## Begin RECORD LIST

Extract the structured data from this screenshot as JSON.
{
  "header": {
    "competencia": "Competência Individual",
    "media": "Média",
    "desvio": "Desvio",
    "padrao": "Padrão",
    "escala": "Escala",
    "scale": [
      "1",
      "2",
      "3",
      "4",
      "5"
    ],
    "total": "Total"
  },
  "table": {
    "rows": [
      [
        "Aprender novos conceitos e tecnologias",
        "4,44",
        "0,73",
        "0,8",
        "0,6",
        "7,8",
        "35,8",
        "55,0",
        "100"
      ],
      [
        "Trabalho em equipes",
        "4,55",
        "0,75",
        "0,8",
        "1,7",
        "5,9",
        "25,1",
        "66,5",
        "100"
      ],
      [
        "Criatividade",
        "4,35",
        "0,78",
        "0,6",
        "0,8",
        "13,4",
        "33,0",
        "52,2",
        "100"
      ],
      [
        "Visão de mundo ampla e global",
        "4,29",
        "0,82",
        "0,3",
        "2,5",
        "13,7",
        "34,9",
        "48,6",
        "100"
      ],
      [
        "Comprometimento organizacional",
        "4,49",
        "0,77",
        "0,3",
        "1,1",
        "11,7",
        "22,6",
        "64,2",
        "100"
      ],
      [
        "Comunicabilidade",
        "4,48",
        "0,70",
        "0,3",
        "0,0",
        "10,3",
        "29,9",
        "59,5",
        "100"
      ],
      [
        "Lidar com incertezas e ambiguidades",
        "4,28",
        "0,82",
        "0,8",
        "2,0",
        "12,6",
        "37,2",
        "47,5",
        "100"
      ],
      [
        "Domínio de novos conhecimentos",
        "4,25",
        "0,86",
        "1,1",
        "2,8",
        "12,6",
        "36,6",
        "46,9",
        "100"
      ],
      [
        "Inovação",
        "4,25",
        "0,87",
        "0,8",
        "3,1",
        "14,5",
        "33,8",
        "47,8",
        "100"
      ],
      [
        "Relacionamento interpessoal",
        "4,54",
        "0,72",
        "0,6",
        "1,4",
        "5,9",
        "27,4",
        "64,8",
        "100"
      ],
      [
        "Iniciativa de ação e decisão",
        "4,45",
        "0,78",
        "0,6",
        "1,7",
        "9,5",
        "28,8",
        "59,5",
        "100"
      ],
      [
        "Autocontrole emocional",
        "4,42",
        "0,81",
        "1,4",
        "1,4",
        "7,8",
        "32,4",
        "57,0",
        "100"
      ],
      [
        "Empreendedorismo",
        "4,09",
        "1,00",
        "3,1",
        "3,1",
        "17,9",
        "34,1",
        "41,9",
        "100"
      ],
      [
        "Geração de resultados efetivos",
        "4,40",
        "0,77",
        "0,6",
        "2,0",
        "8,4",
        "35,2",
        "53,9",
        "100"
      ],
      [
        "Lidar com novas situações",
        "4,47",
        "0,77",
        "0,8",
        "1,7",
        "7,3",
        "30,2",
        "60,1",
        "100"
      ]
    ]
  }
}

## End RECORD LIST

* WRITTEN REQUEST
Set down the listing in full, keeping every word exactly as it is.

* SOLUTION FOR THIS PROBLEM
Extract the structured data from this screenshot as JSON.
{
  "header": {
    "competencia": "Competência Individual",
    "media": "Média",
    "desvio": "Desvio",
    "padrao": "Padrão",
    "escala": "Escala",
    "scale": [
      "1",
      "2",
      "3",
      "4",
      "5"
    ],
    "total": "Total"
  },
  "table": {
    "rows": [
      [
        "Aprender novos conceitos e tecnologias",
        "4,44",
        "0,73",
        "0,8",
        "0,6",
        "7,8",
        "35,8",
        "55,0",
        "100"
      ],
      [
        "Trabalho em equipes",
        "4,55",
        "0,75",
        "0,8",
        "1,7",
        "5,9",
        "25,1",
        "66,5",
        "100"
      ],
      [
        "Criatividade",
        "4,35",
        "0,78",
        "0,6",
        "0,8",
        "13,4",
        "33,0",
        "52,2",
        "100"
      ],
      [
        "Visão de mundo ampla e global",
        "4,29",
        "0,82",
        "0,3",
        "2,5",
        "13,7",
        "34,9",
        "48,6",
        "100"
      ],
      [
        "Comprometimento organizacional",
        "4,49",
        "0,77",
        "0,3",
        "1,1",
        "11,7",
        "22,6",
        "64,2",
        "100"
      ],
      [
        "Comunicabilidade",
        "4,48",
        "0,70",
        "0,3",
        "0,0",
        "10,3",
        "29,9",
        "59,5",
        "100"
      ],
      [
        "Lidar com incertezas e ambiguidades",
        "4,28",
        "0,82",
        "0,8",
        "2,0",
        "12,6",
        "37,2",
        "47,5",
        "100"
      ],
      [
        "Domínio de novos conhecimentos",
        "4,25",
        "0,86",
        "1,1",
        "2,8",
        "12,6",
        "36,6",
        "46,9",
        "100"
      ],
      [
        "Inovação",
        "4,25",
        "0,87",
        "0,8",
        "3,1",
        "14,5",
        "33,8",
        "47,8",
        "100"
      ],
      [
        "Relacionamento interpessoal",
        "4,54",
        "0,72",
        "0,6",
        "1,4",
        "5,9",
        "27,4",
        "64,8",
        "100"
      ],
      [
        "Iniciativa de ação e decisão",
        "4,45",
        "0,78",
        "0,6",
        "1,7",
        "9,5",
        "28,8",
        "59,5",
        "100"
      ],
      [
        "Autocontrole emocional",
        "4,42",
        "0,81",
        "1,4",
        "1,4",
        "7,8",
        "32,4",
        "57,0",
        "100"
      ],
      [
        "Empreendedorismo",
        "4,09",
        "1,00",
        "3,1",
        "3,1",
        "17,9",
        "34,1",
        "41,9",
        "100"
      ],
      [
        "Geração de resultados efetivos",
        "4,40",
        "0,77",
        "0,6",
        "2,0",
        "8,4",
        "35,2",
        "53,9",
        "100"
      ],
      [
        "Lidar com novas situações",
        "4,47",
        "0,77",
        "0,8",
        "1,7",
        "7,3",
        "30,2",
        "60,1",
        "100"
      ]
    ]
  }
}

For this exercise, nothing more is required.